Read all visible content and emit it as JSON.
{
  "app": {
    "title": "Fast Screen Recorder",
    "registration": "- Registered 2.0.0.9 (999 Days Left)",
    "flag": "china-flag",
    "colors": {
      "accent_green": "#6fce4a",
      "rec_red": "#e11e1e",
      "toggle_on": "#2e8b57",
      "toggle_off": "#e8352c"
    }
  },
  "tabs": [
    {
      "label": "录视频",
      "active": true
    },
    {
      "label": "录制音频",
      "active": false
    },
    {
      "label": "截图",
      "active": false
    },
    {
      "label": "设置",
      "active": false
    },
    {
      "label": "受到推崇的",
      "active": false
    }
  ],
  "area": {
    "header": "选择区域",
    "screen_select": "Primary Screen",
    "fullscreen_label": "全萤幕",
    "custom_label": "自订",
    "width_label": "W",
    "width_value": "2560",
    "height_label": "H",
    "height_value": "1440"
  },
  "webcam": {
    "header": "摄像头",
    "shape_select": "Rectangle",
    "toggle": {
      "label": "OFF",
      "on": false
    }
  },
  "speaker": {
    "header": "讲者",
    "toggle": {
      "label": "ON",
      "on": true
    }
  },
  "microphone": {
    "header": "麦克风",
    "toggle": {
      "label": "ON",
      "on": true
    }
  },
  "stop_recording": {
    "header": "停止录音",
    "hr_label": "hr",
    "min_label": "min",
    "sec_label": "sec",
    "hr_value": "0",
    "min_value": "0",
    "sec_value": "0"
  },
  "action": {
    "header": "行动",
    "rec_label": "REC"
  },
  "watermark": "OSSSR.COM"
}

- **TASK**
Extract the full set of entries word for word.

- **EXERCISE SOLUTION**
Read all visible content and emit it as JSON.
{
  "app": {
    "title": "Fast Screen Recorder",
    "registration": "- Registered 2.0.0.9 (999 Days Left)",
    "flag": "china-flag",
    "colors": {
      "accent_green": "#6fce4a",
      "rec_red": "#e11e1e",
      "toggle_on": "#2e8b57",
      "toggle_off": "#e8352c"
    }
  },
  "tabs": [
    {
      "label": "录视频",
      "active": true
    },
    {
      "label": "录制音频",
      "active": false
    },
    {
      "label": "截图",
      "active": false
    },
    {
      "label": "设置",
      "active": false
    },
    {
      "label": "受到推崇的",
      "active": false
    }
  ],
  "area": {
    "header": "选择区域",
    "screen_select": "Primary Screen",
    "fullscreen_label": "全萤幕",
    "custom_label": "自订",
    "width_label": "W",
    "width_value": "2560",
    "height_label": "H",
    "height_value": "1440"
  },
  "webcam": {
    "header": "摄像头",
    "shape_select": "Rectangle",
    "toggle": {
      "label": "OFF",
      "on": false
    }
  },
  "speaker": {
    "header": "讲者",
    "toggle": {
      "label": "ON",
      "on": true
    }
  },
  "microphone": {
    "header": "麦克风",
    "toggle": {
      "label": "ON",
      "on": true
    }
  },
  "stop_recording": {
    "header": "停止录音",
    "hr_label": "hr",
    "min_label": "min",
    "sec_label": "sec",
    "hr_value": "0",
    "min_value": "0",
    "sec_value": "0"
  },
  "action": {
    "header": "行动",
    "rec_label": "REC"
  },
  "watermark": "OSSSR.COM"
}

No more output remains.